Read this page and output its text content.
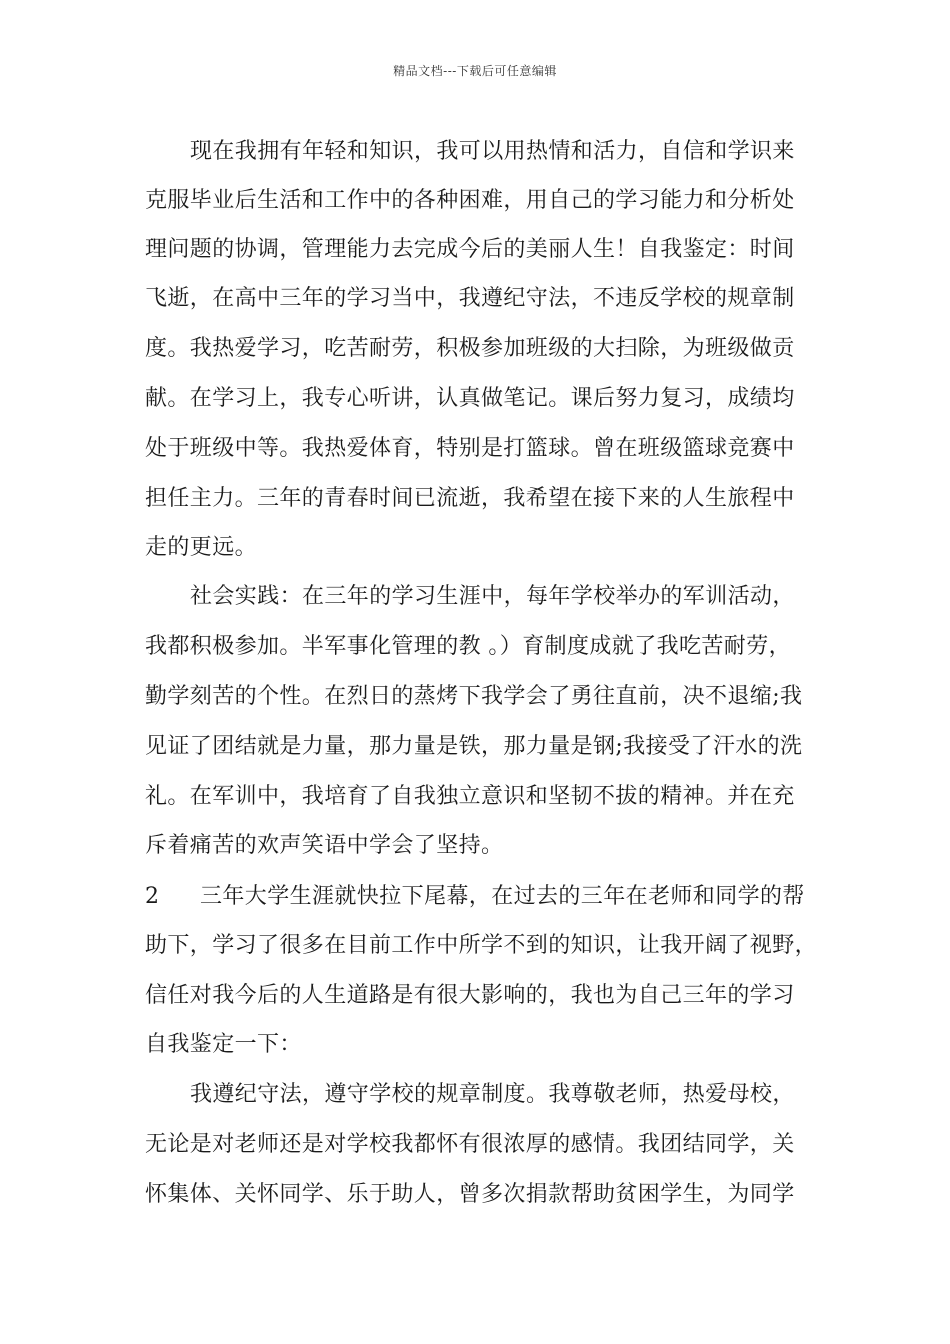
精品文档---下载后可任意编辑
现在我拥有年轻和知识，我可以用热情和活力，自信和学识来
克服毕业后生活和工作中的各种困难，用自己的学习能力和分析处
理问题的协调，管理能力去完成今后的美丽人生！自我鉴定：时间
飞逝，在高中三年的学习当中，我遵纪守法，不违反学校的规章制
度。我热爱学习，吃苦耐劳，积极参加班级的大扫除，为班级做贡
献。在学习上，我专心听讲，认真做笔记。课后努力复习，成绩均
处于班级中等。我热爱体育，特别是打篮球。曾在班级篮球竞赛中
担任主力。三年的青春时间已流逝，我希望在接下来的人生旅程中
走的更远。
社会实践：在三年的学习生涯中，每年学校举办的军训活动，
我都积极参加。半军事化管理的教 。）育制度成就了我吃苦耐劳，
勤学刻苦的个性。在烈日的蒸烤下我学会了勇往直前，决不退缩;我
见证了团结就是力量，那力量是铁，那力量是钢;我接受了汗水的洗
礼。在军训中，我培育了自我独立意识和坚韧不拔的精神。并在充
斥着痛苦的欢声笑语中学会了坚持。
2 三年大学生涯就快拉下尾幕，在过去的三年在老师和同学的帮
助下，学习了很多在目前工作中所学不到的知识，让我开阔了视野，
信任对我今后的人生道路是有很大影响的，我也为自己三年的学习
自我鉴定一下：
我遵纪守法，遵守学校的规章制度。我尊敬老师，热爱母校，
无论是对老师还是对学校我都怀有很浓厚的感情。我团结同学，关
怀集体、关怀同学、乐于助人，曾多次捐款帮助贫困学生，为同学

====================

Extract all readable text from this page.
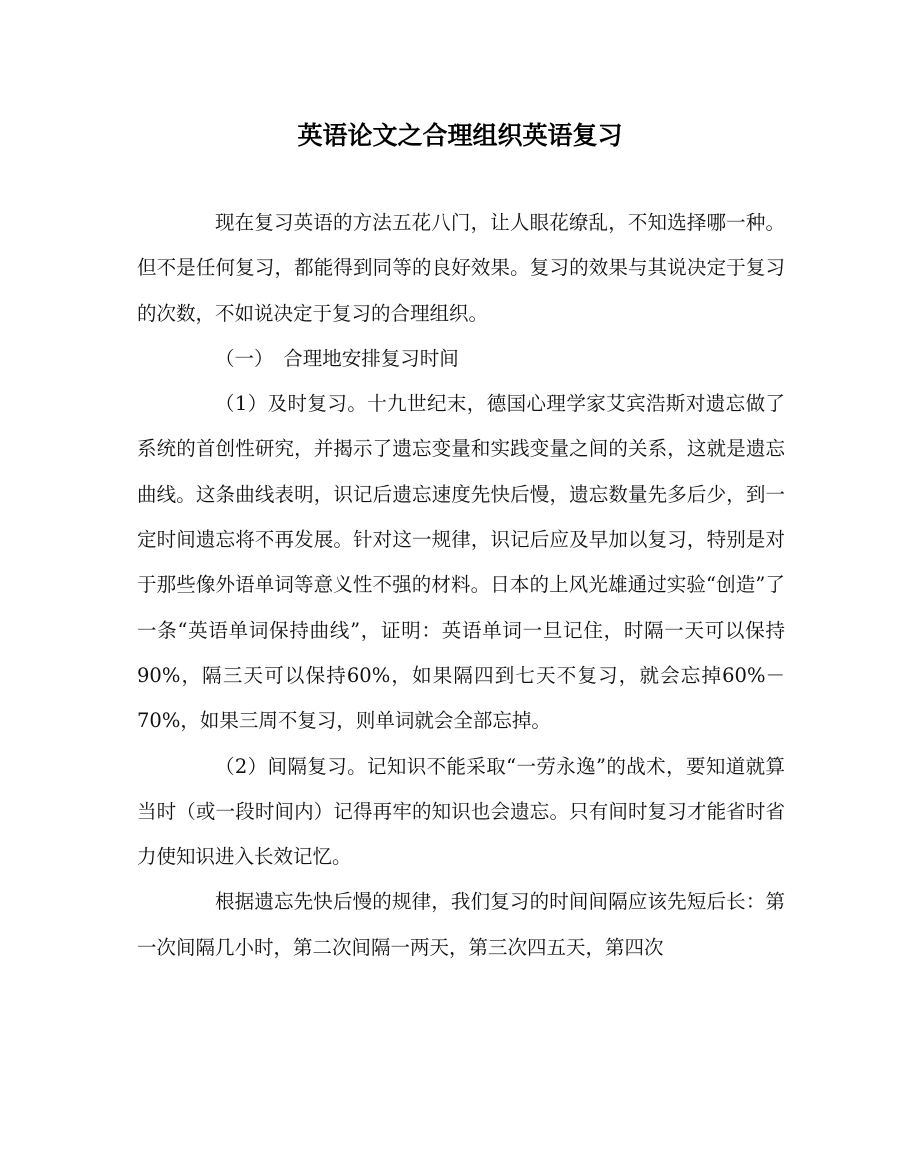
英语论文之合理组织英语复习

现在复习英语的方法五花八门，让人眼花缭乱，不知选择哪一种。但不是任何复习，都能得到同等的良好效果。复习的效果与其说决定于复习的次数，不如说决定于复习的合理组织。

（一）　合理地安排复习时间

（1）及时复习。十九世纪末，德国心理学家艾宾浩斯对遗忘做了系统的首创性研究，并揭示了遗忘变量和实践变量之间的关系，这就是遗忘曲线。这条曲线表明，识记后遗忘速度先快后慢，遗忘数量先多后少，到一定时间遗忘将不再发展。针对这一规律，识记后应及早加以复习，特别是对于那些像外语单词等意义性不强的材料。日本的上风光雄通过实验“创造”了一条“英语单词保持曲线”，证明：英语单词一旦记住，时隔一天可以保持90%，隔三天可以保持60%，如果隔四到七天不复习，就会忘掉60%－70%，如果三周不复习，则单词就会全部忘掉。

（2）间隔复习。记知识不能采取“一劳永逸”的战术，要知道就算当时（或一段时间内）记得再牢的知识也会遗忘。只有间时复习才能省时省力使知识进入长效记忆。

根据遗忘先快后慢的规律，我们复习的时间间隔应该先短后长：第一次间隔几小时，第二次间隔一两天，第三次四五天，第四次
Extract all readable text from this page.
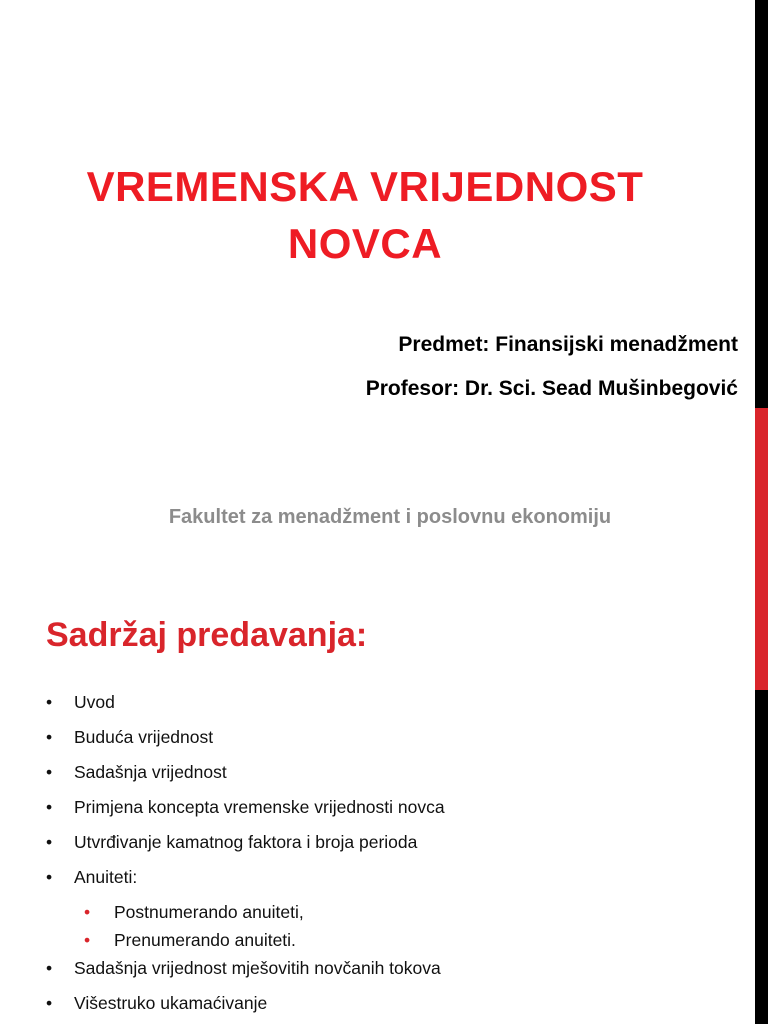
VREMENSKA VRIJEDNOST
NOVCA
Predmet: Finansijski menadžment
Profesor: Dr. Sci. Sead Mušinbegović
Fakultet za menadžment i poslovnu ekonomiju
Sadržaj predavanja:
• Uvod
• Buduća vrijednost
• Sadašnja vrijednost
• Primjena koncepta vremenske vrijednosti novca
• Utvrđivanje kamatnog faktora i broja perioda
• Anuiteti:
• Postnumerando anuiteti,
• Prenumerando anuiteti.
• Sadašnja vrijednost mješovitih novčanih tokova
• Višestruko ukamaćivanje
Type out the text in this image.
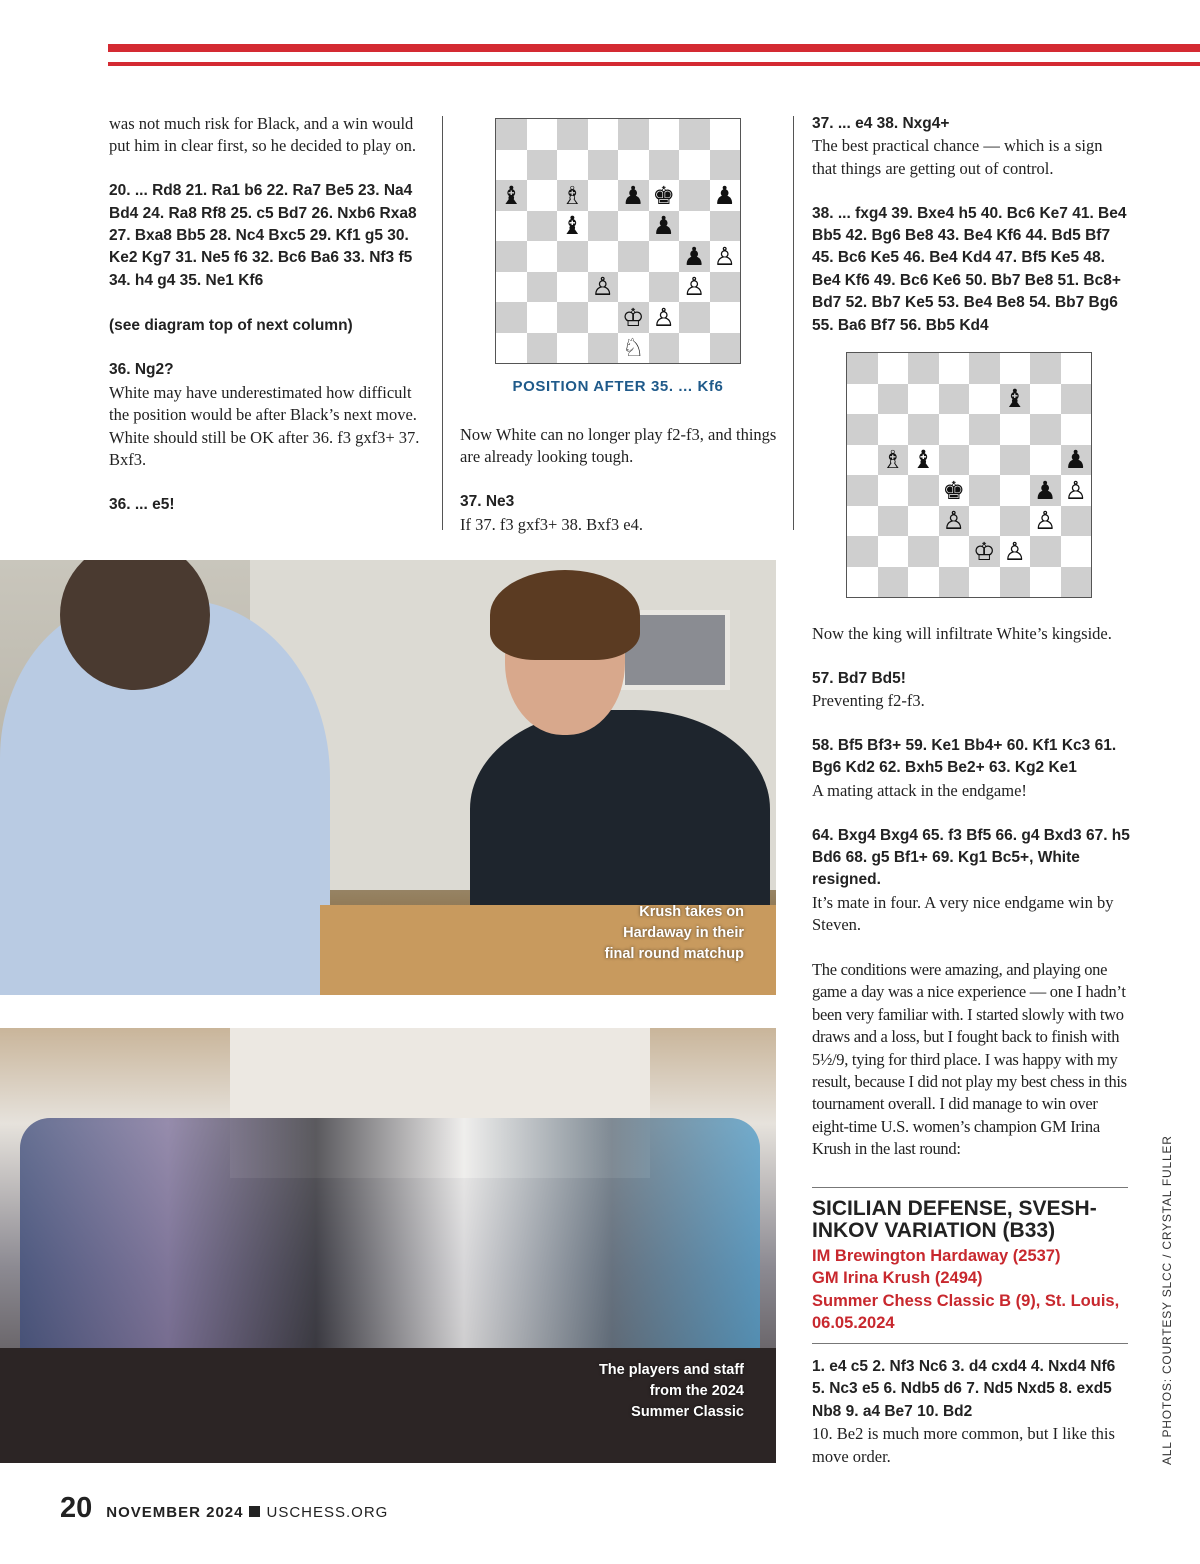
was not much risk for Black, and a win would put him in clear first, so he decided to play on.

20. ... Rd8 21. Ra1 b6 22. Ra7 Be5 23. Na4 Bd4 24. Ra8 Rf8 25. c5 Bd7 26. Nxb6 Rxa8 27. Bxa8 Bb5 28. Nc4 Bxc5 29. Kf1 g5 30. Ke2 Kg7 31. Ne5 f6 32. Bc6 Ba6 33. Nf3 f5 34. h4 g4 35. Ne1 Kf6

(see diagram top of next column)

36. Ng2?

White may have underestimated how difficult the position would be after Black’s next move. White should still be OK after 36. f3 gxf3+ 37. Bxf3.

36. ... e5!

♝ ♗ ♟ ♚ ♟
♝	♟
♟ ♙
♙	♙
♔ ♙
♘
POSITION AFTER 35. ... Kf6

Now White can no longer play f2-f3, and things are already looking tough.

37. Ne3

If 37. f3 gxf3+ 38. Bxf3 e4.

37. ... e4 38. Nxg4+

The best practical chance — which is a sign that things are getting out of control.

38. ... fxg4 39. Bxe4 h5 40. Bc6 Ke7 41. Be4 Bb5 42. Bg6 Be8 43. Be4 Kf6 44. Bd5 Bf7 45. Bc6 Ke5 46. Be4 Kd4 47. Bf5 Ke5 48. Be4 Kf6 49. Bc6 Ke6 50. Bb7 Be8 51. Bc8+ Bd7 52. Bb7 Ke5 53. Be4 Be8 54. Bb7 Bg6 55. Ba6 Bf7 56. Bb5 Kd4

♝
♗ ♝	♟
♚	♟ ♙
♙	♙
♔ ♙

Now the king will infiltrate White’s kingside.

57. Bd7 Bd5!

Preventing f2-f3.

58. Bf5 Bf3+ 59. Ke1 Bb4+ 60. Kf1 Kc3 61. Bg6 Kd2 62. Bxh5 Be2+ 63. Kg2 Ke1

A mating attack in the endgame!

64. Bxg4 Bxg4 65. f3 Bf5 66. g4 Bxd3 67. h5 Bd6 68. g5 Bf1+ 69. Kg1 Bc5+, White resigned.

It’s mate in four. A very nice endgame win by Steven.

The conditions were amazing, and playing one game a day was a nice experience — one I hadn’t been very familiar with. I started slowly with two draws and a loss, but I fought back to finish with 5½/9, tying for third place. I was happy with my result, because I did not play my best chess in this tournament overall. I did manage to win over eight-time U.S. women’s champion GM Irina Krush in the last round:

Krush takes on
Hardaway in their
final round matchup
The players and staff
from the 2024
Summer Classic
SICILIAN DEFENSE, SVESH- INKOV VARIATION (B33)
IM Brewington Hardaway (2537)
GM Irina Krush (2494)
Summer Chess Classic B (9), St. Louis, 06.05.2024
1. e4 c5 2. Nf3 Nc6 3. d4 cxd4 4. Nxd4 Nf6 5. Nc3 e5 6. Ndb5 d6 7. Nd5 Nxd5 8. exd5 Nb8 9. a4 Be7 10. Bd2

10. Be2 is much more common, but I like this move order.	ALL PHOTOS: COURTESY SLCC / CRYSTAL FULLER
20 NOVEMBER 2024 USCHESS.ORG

====================

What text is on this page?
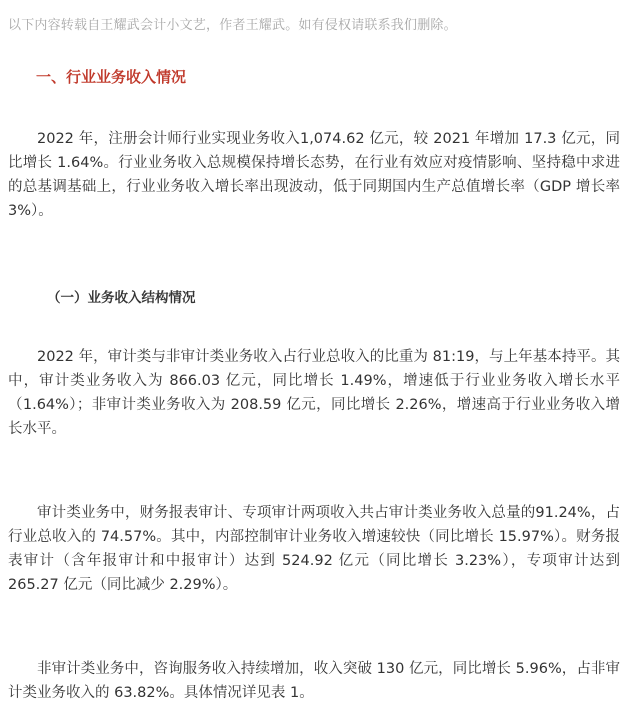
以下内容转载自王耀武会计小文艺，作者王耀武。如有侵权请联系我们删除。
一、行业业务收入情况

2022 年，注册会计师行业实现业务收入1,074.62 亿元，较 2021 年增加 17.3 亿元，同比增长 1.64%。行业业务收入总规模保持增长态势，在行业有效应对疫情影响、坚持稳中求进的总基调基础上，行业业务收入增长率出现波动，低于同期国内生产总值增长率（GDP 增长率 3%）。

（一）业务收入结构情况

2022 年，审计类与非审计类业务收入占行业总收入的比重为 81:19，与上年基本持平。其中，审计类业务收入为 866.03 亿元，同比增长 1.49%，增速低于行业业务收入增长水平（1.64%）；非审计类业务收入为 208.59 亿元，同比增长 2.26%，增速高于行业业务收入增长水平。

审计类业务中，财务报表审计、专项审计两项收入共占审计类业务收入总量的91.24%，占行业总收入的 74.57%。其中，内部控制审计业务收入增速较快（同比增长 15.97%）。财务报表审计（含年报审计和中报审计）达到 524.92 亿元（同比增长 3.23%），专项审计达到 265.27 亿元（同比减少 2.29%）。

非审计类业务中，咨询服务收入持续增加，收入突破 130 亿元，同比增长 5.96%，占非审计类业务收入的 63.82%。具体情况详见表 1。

====================

AIM:
Check each line above for the string "nice", then copy the ones that have it.

RESPONSE TO THE EXERCISE:
It’s mate in four. A very nice endgame win by Steven.
The conditions were amazing, and playing one game a day was a nice experience — one I hadn’t been very familiar with. I started slowly with two draws and a loss, but I fought back to finish with 5½/9, tying for third place. I was happy with my result, because I did not play my best chess in this tournament overall. I did manage to win over eight-time U.S. women’s champion GM Irina Krush in the last round:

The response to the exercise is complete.